AIM OF THE TASK: Transcribe every line exactly. Leave the pictures behind.

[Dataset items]
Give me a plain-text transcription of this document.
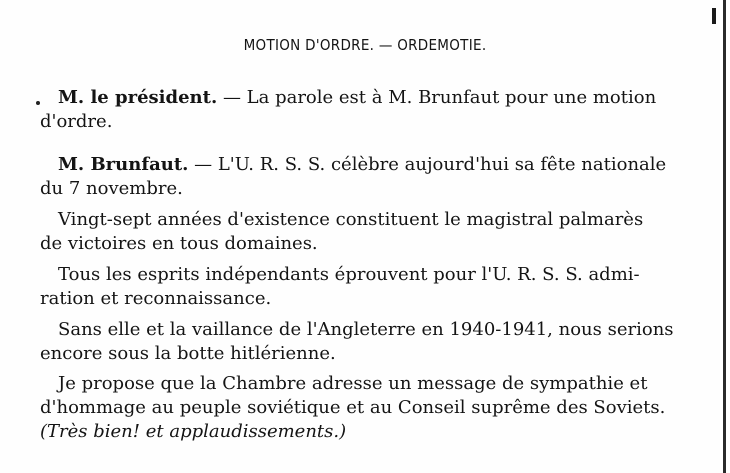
MOTION D'ORDRE. — ORDEMOTIE.
M. le président. — La parole est à M. Brunfaut pour une motion
d'ordre.
M. Brunfaut. — L'U. R. S. S. célèbre aujourd'hui sa fête nationale
du 7 novembre.
Vingt-sept années d'existence constituent le magistral palmarès
de victoires en tous domaines.
Tous les esprits indépendants éprouvent pour l'U. R. S. S. admi-
ration et reconnaissance.
Sans elle et la vaillance de l'Angleterre en 1940-1941, nous serions
encore sous la botte hitlérienne.
Je propose que la Chambre adresse un message de sympathie et
d'hommage au peuple soviétique et au Conseil suprême des Soviets.
(Très bien! et applaudissements.)
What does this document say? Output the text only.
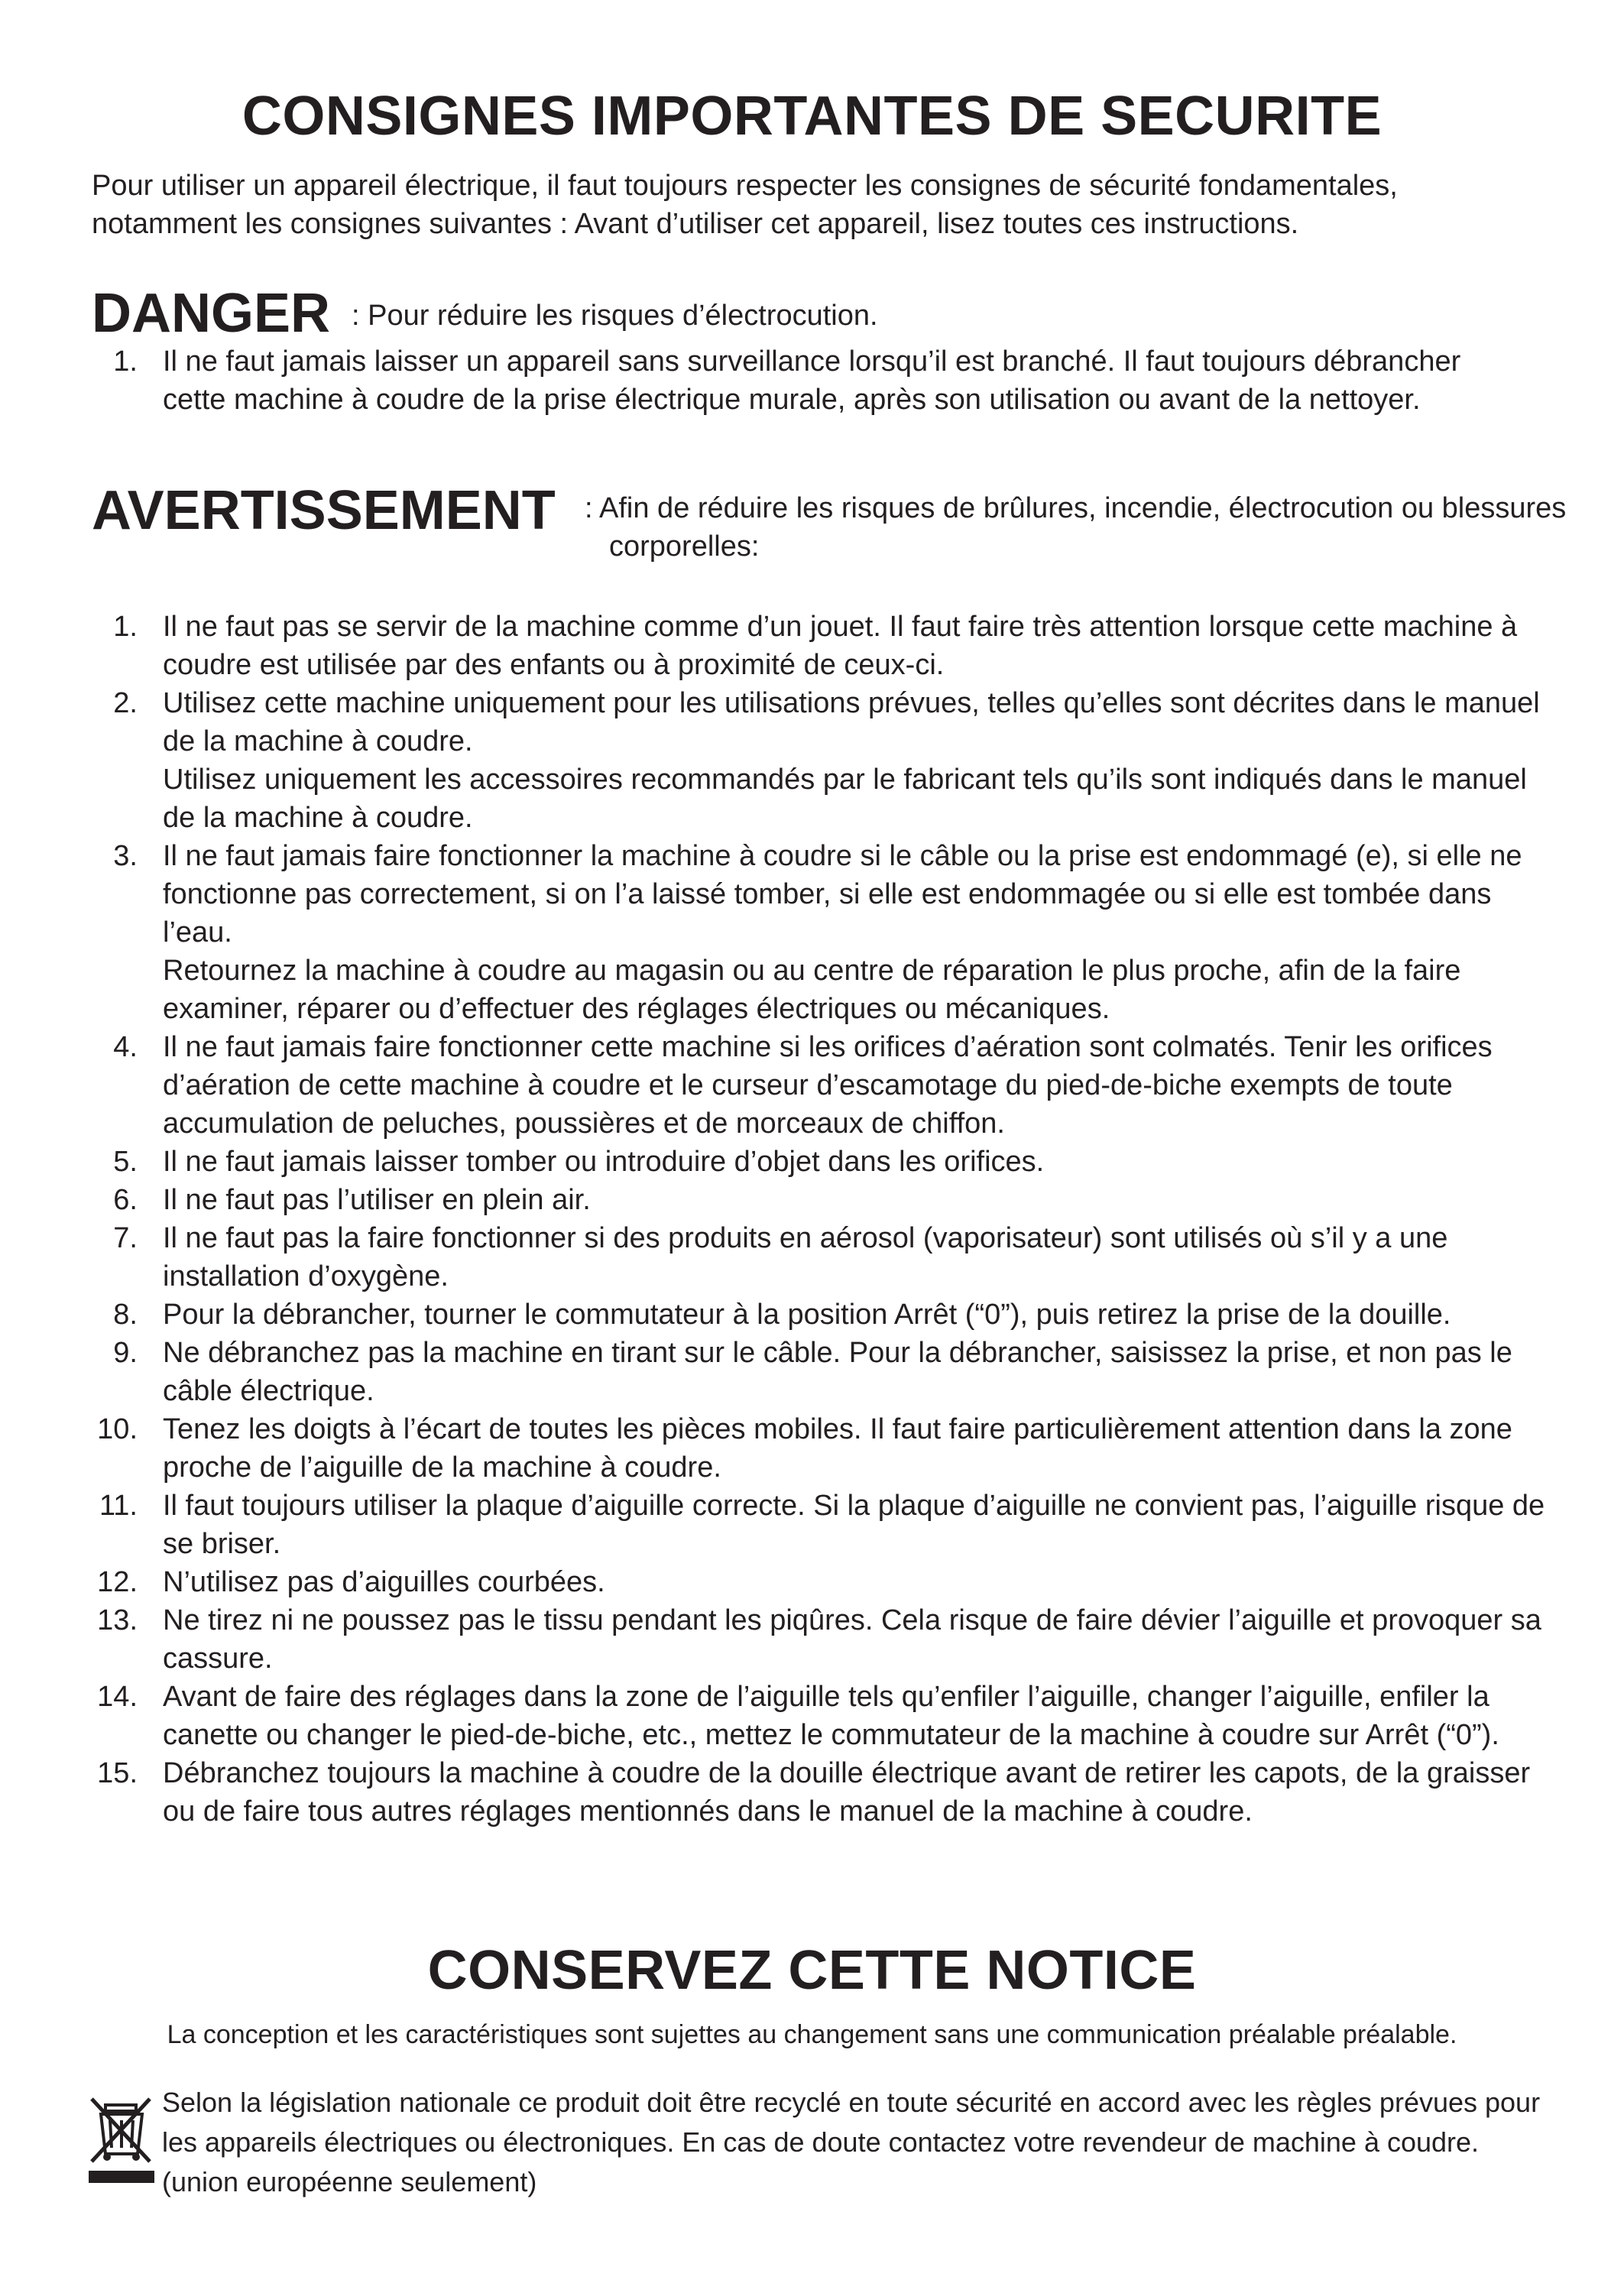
CONSIGNES IMPORTANTES DE SECURITE

Pour utiliser un appareil électrique, il faut toujours respecter les consignes de sécurité fondamentales, notamment les consignes suivantes : Avant d’utiliser cet appareil, lisez toutes ces instructions.

DANGER : Pour réduire les risques d’électrocution.
1. Il ne faut jamais laisser un appareil sans surveillance lorsqu’il est branché. Il faut toujours débrancher cette machine à coudre de la prise électrique murale, après son utilisation ou avant de la nettoyer.
AVERTISSEMENT : Afin de réduire les risques de brûlures, incendie, électrocution ou blessures corporelles:
1. Il ne faut pas se servir de la machine comme d’un jouet. Il faut faire très attention lorsque cette machine à coudre est utilisée par des enfants ou à proximité de ceux-ci.
2. Utilisez cette machine uniquement pour les utilisations prévues, telles qu’elles sont décrites dans le manuel de la machine à coudre.
Utilisez uniquement les accessoires recommandés par le fabricant tels qu’ils sont indiqués dans le manuel de la machine à coudre.
3. Il ne faut jamais faire fonctionner la machine à coudre si le câble ou la prise est endommagé (e), si elle ne fonctionne pas correctement, si on l’a laissé tomber, si elle est endommagée ou si elle est tombée dans l’eau.
Retournez la machine à coudre au magasin ou au centre de réparation le plus proche, afin de la faire examiner, réparer ou d’effectuer des réglages électriques ou mécaniques.
4. Il ne faut jamais faire fonctionner cette machine si les orifices d’aération sont colmatés. Tenir les orifices d’aération de cette machine à coudre et le curseur d’escamotage du pied-de-biche exempts de toute accumulation de peluches, poussières et de morceaux de chiffon.
5. Il ne faut jamais laisser tomber ou introduire d’objet dans les orifices.
6. Il ne faut pas l’utiliser en plein air.
7. Il ne faut pas la faire fonctionner si des produits en aérosol (vaporisateur) sont utilisés où s’il y a une installation d’oxygène.
8. Pour la débrancher, tourner le commutateur à la position Arrêt (“0”), puis retirez la prise de la douille.
9. Ne débranchez pas la machine en tirant sur le câble. Pour la débrancher, saisissez la prise, et non pas le câble électrique.
10. Tenez les doigts à l’écart de toutes les pièces mobiles. Il faut faire particulièrement attention dans la zone proche de l’aiguille de la machine à coudre.
11. Il faut toujours utiliser la plaque d’aiguille correcte. Si la plaque d’aiguille ne convient pas, l’aiguille risque de se briser.
12. N’utilisez pas d’aiguilles courbées.
13. Ne tirez ni ne poussez pas le tissu pendant les piqûres. Cela risque de faire dévier l’aiguille et provoquer sa cassure.
14. Avant de faire des réglages dans la zone de l’aiguille tels qu’enfiler l’aiguille, changer l’aiguille, enfiler la canette ou changer le pied-de-biche, etc., mettez le commutateur de la machine à coudre sur Arrêt (“0”).
15. Débranchez toujours la machine à coudre de la douille électrique avant de retirer les capots, de la graisser ou de faire tous autres réglages mentionnés dans le manuel de la machine à coudre.
CONSERVEZ CETTE NOTICE

La conception et les caractéristiques sont sujettes au changement sans une communication préalable préalable.

Selon la législation nationale ce produit doit être recyclé en toute sécurité en accord avec les règles prévues pour les appareils électriques ou électroniques. En cas de doute contactez votre revendeur de machine à coudre. (union européenne seulement)
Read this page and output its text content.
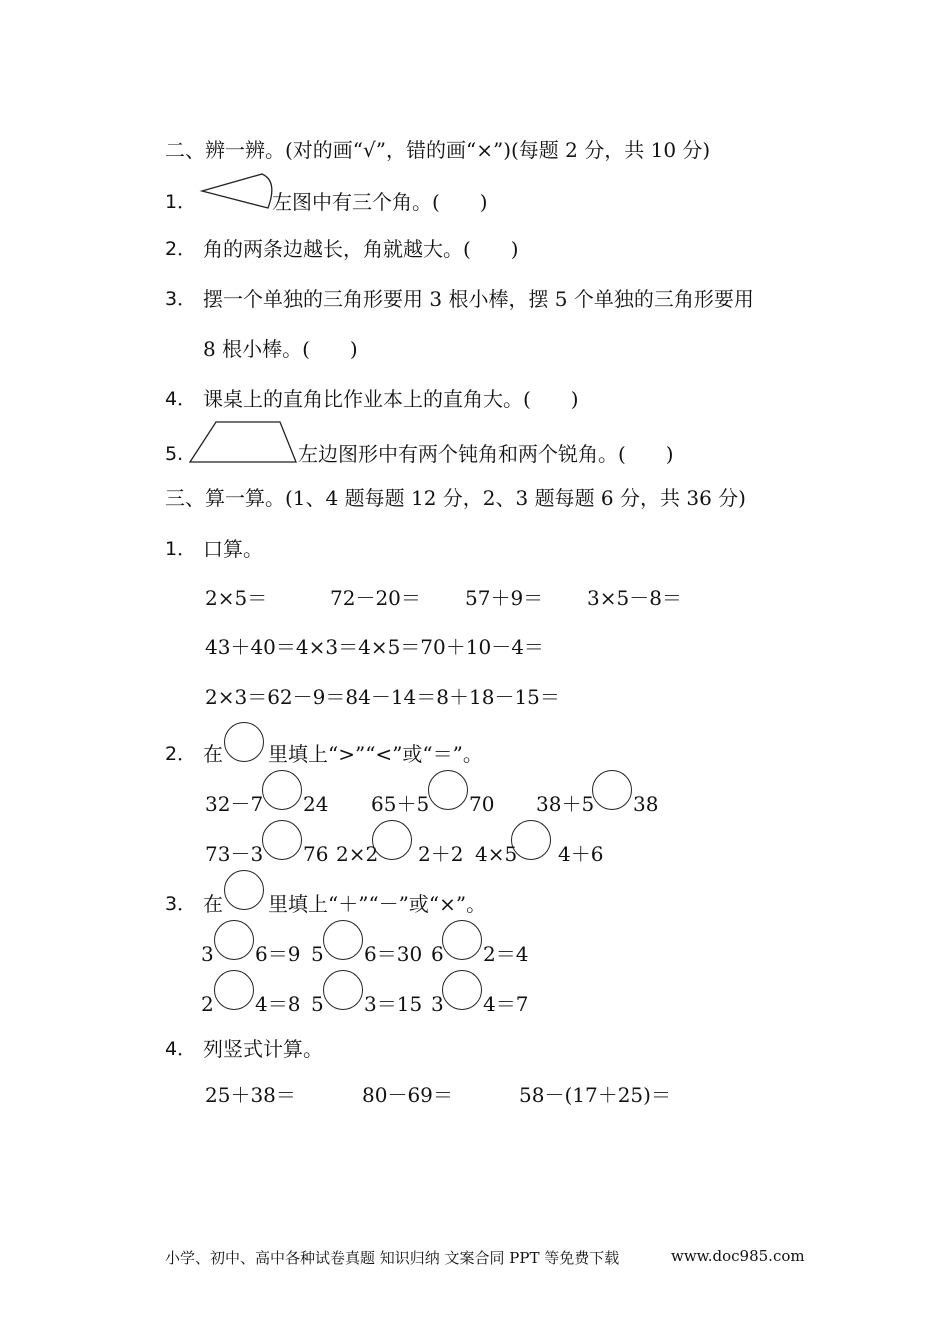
二、辨一辨。(对的画“√”，错的画“×”)(每题 2 分，共 10 分)
1．	左图中有三个角。(　　)
2． 角的两条边越长，角就越大。(　　)
3． 摆一个单独的三角形要用 3 根小棒，摆 5 个单独的三角形要用
8 根小棒。(　　)
4． 课桌上的直角比作业本上的直角大。(　　)
5.	左边图形中有两个钝角和两个锐角。(　　)
三、算一算。(1、4 题每题 12 分，2、3 题每题 6 分，共 36 分)
1． 口算。
2×5＝	72－20＝ 57＋9＝ 3×5－8＝
43＋40＝4×3＝4×5＝70＋10－4＝
2×3＝62－9＝84－14＝8＋18－15＝
2． 在 里填上“>”“<”或“＝”。
32－7 24 65＋5 70 38＋5 38
73－3 76 2×2 2＋2 4×5 4＋6
3． 在 里填上“＋”“－”或“×”。
3 6＝9 5 6＝30 6 2＝4
2 4＝8 5 3＝15 3 4＝7
4． 列竖式计算。
25＋38＝	80－69＝	58－(17＋25)＝
小学、初中、高中各种试卷真题 知识归纳 文案合同 PPT 等免费下载	www.doc985.com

WORKED ANSWER:
Give me a plain-text transcription of this document.
MOTION D'ORDRE. — ORDEMOTIE.
M. le président. — La parole est à M. Brunfaut pour une motion
d'ordre.
M. Brunfaut. — L'U. R. S. S. célèbre aujourd'hui sa fête nationale
du 7 novembre.
Vingt-sept années d'existence constituent le magistral palmarès
de victoires en tous domaines.
Tous les esprits indépendants éprouvent pour l'U. R. S. S. admi-
ration et reconnaissance.
Sans elle et la vaillance de l'Angleterre en 1940-1941, nous serions
encore sous la botte hitlérienne.
Je propose que la Chambre adresse un message de sympathie et
d'hommage au peuple soviétique et au Conseil suprême des Soviets.
(Très bien! et applaudissements.)
What does this document say? Output the text only.
CONSIGNES IMPORTANTES DE SECURITE

Pour utiliser un appareil électrique, il faut toujours respecter les consignes de sécurité fondamentales, notamment les consignes suivantes : Avant d’utiliser cet appareil, lisez toutes ces instructions.

DANGER : Pour réduire les risques d’électrocution.
1. Il ne faut jamais laisser un appareil sans surveillance lorsqu’il est branché. Il faut toujours débrancher cette machine à coudre de la prise électrique murale, après son utilisation ou avant de la nettoyer.
AVERTISSEMENT : Afin de réduire les risques de brûlures, incendie, électrocution ou blessures corporelles:
1. Il ne faut pas se servir de la machine comme d’un jouet. Il faut faire très attention lorsque cette machine à coudre est utilisée par des enfants ou à proximité de ceux-ci.
2. Utilisez cette machine uniquement pour les utilisations prévues, telles qu’elles sont décrites dans le manuel de la machine à coudre.
Utilisez uniquement les accessoires recommandés par le fabricant tels qu’ils sont indiqués dans le manuel de la machine à coudre.
3. Il ne faut jamais faire fonctionner la machine à coudre si le câble ou la prise est endommagé (e), si elle ne fonctionne pas correctement, si on l’a laissé tomber, si elle est endommagée ou si elle est tombée dans l’eau.
Retournez la machine à coudre au magasin ou au centre de réparation le plus proche, afin de la faire examiner, réparer ou d’effectuer des réglages électriques ou mécaniques.
4. Il ne faut jamais faire fonctionner cette machine si les orifices d’aération sont colmatés. Tenir les orifices d’aération de cette machine à coudre et le curseur d’escamotage du pied-de-biche exempts de toute accumulation de peluches, poussières et de morceaux de chiffon.
5. Il ne faut jamais laisser tomber ou introduire d’objet dans les orifices.
6. Il ne faut pas l’utiliser en plein air.
7. Il ne faut pas la faire fonctionner si des produits en aérosol (vaporisateur) sont utilisés où s’il y a une installation d’oxygène.
8. Pour la débrancher, tourner le commutateur à la position Arrêt (“0”), puis retirez la prise de la douille.
9. Ne débranchez pas la machine en tirant sur le câble. Pour la débrancher, saisissez la prise, et non pas le câble électrique.
10. Tenez les doigts à l’écart de toutes les pièces mobiles. Il faut faire particulièrement attention dans la zone proche de l’aiguille de la machine à coudre.
11. Il faut toujours utiliser la plaque d’aiguille correcte. Si la plaque d’aiguille ne convient pas, l’aiguille risque de se briser.
12. N’utilisez pas d’aiguilles courbées.
13. Ne tirez ni ne poussez pas le tissu pendant les piqûres. Cela risque de faire dévier l’aiguille et provoquer sa cassure.
14. Avant de faire des réglages dans la zone de l’aiguille tels qu’enfiler l’aiguille, changer l’aiguille, enfiler la canette ou changer le pied-de-biche, etc., mettez le commutateur de la machine à coudre sur Arrêt (“0”).
15. Débranchez toujours la machine à coudre de la douille électrique avant de retirer les capots, de la graisser ou de faire tous autres réglages mentionnés dans le manuel de la machine à coudre.
CONSERVEZ CETTE NOTICE

La conception et les caractéristiques sont sujettes au changement sans une communication préalable préalable.

Selon la législation nationale ce produit doit être recyclé en toute sécurité en accord avec les règles prévues pour les appareils électriques ou électroniques. En cas de doute contactez votre revendeur de machine à coudre. (union européenne seulement)
Read this page and output its text content.
二、辨一辨。(对的画“√”，错的画“×”)(每题 2 分，共 10 分)
1．	左图中有三个角。(　　)
2． 角的两条边越长，角就越大。(　　)
3． 摆一个单独的三角形要用 3 根小棒，摆 5 个单独的三角形要用
8 根小棒。(　　)
4． 课桌上的直角比作业本上的直角大。(　　)
5.	左边图形中有两个钝角和两个锐角。(　　)
三、算一算。(1、4 题每题 12 分，2、3 题每题 6 分，共 36 分)
1． 口算。
2×5＝	72－20＝ 57＋9＝ 3×5－8＝
43＋40＝4×3＝4×5＝70＋10－4＝
2×3＝62－9＝84－14＝8＋18－15＝
2． 在 里填上“>”“<”或“＝”。
32－7 24 65＋5 70 38＋5 38
73－3 76 2×2 2＋2 4×5 4＋6
3． 在 里填上“＋”“－”或“×”。
3 6＝9 5 6＝30 6 2＝4
2 4＝8 5 3＝15 3 4＝7
4． 列竖式计算。
25＋38＝	80－69＝	58－(17＋25)＝
小学、初中、高中各种试卷真题 知识归纳 文案合同 PPT 等免费下载	www.doc985.com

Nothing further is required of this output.